En primer lugar, dicha teoría era contraria a la monarquía. Desarrollemos esto.

Para de la Hoz no hay oposición entre el absolutismo y la Constitución entendida en sentido laxo, sino entre la monarquía y el parlamentarismo. Siempre existía un poder en absoluto (absuelto) en el gobierno de los pueblos (p. 59), y o bien está en la Parlamento o bien en el monarca. Si está en el Parlamento, éste era un absoluto frente al monarca, mientras que la mayoría del propio Parlamento era otro absoluto frente al resto de diputados del Parlamento.

“Seamos francos: la autoridad de los reyes constitucionales no es

más que una quimera, una decepción, una burla; así como los gobiernos monárquico-parlamentarios no son más que una invención transitoria, adoptada sin duda para facilitar á las naciones su paso desde la monarquía verdadera á la república” (p. 74). El sistema liberal de mayorías parlamentarias en el gobierno que

llamaban monárquico-parlamentario, tenía sus claras contradicciones. En base a estas, la república coronada (término que de la Hoz no menciona) originaba, según de la Hoz, la peor ficción de Estado.

- _CONSIGNAS DEL EJERCICIO_
1. Resume en forma de lista el párrafo del texto fuente que comienza con «Para de la Hoz no hay oposición», conservando sus datos principales.
2. Cita textualmente el fragmento del texto fuente que se abre con las palabras que contienen «Para de la Hoz» y se cierra con «diputados del Parlamento.».
Las filas no intervienen en estas consignas.

Datos de análisis del diseño de página
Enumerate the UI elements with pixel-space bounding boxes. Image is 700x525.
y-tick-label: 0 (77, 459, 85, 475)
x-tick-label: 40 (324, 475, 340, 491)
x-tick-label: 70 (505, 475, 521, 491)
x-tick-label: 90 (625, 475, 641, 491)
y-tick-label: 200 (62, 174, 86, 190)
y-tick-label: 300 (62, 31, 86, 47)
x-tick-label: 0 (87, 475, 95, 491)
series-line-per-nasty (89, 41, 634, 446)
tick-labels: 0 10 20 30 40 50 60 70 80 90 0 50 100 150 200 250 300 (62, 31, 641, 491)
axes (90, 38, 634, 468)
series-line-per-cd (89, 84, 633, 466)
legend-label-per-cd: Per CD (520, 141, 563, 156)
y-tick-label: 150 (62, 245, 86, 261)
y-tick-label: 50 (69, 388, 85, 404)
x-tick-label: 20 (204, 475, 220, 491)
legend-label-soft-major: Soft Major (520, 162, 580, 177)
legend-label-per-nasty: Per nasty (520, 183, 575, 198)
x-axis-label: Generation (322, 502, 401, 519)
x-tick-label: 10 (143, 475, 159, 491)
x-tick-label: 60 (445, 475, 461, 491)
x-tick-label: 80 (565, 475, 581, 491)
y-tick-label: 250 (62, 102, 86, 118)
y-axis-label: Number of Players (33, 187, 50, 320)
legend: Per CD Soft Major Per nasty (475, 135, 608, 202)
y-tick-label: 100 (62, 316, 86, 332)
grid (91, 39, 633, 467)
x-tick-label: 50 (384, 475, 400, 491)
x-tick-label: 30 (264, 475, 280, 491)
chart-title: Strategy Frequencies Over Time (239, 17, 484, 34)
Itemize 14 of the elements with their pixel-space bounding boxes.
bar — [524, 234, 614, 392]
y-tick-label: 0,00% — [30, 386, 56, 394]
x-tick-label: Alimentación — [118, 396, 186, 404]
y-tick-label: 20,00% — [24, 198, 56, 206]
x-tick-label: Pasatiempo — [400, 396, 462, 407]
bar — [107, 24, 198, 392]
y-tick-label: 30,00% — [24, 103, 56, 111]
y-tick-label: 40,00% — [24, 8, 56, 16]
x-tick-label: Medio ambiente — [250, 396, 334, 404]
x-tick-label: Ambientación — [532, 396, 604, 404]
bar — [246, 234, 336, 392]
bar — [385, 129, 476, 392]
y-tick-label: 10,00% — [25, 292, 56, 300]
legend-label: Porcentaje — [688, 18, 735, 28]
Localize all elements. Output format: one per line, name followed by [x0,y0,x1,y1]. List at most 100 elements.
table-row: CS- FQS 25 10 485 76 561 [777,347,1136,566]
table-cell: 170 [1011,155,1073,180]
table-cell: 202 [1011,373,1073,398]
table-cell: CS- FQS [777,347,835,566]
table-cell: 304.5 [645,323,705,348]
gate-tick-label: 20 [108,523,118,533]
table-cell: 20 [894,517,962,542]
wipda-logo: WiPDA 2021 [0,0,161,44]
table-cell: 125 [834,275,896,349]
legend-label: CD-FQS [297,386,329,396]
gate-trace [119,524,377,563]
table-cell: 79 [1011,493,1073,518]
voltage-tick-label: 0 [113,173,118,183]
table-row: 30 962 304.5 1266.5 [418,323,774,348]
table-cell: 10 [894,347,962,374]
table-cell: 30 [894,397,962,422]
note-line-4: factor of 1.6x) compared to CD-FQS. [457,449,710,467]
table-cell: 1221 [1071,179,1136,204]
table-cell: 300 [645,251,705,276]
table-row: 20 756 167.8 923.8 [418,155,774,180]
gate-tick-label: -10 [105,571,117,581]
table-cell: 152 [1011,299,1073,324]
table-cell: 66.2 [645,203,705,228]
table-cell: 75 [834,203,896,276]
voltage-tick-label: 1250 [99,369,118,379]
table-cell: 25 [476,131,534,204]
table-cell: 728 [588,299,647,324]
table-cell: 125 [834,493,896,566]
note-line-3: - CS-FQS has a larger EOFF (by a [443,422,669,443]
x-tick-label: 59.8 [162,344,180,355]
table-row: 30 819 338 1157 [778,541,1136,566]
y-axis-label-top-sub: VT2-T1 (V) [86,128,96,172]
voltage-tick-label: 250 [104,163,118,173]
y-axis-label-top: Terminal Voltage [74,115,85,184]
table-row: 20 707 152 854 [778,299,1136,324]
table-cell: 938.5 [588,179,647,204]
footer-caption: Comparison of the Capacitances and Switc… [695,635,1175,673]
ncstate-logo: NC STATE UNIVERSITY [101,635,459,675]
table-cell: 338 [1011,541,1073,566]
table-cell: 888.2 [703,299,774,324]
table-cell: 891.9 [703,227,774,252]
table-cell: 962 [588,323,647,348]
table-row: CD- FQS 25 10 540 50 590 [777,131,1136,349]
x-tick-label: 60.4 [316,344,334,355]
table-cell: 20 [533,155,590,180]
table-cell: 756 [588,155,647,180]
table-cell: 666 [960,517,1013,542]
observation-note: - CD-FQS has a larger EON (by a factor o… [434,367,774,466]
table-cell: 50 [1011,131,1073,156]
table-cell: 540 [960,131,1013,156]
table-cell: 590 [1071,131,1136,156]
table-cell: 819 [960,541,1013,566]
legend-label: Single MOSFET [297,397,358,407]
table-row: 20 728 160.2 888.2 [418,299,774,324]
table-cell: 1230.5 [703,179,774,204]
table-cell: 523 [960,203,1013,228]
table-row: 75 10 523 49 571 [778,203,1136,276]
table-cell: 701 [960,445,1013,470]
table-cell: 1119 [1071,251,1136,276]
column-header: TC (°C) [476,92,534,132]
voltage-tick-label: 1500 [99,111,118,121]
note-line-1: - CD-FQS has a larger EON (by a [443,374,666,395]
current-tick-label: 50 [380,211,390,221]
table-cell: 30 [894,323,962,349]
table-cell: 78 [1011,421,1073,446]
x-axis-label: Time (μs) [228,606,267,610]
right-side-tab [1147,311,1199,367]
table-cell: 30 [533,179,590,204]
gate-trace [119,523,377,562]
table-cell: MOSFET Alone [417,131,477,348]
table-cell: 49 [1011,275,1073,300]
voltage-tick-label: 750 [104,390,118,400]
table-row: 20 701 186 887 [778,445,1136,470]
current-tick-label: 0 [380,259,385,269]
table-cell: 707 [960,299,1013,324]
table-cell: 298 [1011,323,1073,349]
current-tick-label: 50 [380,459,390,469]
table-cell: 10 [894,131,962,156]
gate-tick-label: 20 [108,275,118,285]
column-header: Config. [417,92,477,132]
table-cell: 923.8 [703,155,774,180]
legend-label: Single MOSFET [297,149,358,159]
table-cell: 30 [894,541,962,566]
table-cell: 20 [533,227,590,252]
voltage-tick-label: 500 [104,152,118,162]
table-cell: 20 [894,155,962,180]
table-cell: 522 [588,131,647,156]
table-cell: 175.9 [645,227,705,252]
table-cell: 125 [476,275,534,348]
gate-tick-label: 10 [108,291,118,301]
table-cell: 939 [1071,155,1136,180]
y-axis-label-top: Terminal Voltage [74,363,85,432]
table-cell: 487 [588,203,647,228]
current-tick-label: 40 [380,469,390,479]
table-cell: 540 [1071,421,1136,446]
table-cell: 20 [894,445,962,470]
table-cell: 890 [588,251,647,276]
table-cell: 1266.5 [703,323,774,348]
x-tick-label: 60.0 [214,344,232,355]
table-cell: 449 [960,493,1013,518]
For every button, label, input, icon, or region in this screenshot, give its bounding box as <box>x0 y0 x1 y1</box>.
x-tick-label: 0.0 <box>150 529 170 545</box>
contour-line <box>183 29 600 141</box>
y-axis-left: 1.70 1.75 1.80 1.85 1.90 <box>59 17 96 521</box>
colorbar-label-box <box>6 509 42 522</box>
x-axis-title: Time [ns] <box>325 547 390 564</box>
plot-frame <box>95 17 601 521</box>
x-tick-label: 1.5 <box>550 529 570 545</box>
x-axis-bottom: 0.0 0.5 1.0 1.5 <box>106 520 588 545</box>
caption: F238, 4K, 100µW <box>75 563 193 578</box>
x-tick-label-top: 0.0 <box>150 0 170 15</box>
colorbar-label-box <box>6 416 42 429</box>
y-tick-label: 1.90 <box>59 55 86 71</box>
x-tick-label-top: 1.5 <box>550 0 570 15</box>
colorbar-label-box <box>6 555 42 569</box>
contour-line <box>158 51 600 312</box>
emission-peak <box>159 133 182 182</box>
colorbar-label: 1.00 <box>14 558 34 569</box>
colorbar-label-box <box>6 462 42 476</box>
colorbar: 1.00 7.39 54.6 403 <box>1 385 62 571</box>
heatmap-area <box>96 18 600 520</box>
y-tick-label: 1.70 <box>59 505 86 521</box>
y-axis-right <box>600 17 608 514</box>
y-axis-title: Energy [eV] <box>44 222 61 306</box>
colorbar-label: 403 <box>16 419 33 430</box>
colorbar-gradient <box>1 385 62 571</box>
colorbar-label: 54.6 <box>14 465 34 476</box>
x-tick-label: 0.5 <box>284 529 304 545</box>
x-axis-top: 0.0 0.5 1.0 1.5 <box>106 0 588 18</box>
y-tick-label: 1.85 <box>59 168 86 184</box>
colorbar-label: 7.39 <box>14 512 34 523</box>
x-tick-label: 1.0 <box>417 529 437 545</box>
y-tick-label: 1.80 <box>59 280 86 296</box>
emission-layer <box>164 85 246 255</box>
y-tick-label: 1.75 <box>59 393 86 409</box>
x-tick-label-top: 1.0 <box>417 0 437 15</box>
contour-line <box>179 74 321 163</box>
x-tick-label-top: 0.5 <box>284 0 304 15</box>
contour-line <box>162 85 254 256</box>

- _RESPUESTAS DEL EJERCICIO_
1.
- Para de la Hoz, la oposición no se da entre el absolutismo y la Constitución en sentido laxo, sino entre la monarquía y el parlamentarismo.
- En el gobierno de los pueblos siempre existe un poder absoluto, que reside en el Parlamento o en el monarca.
- Si reside en el Parlamento, este es un absoluto frente al monarca, y la mayoría parlamentaria es otro absoluto frente al resto de los diputados.

2.
Para de la Hoz no hay oposición entre el absolutismo y la Constitución entendida en sentido laxo, sino entre la monarquía y el parlamentarismo. Siempre existía un poder en absoluto (absuelto) en el gobierno de los pueblos (p. 59), y o bien está en la Parlamento o bien en el monarca. Si está en el Parlamento, éste era un absoluto frente al monarca, mientras que la mayoría del propio Parlamento era otro absoluto frente al resto de diputados del Parlamento.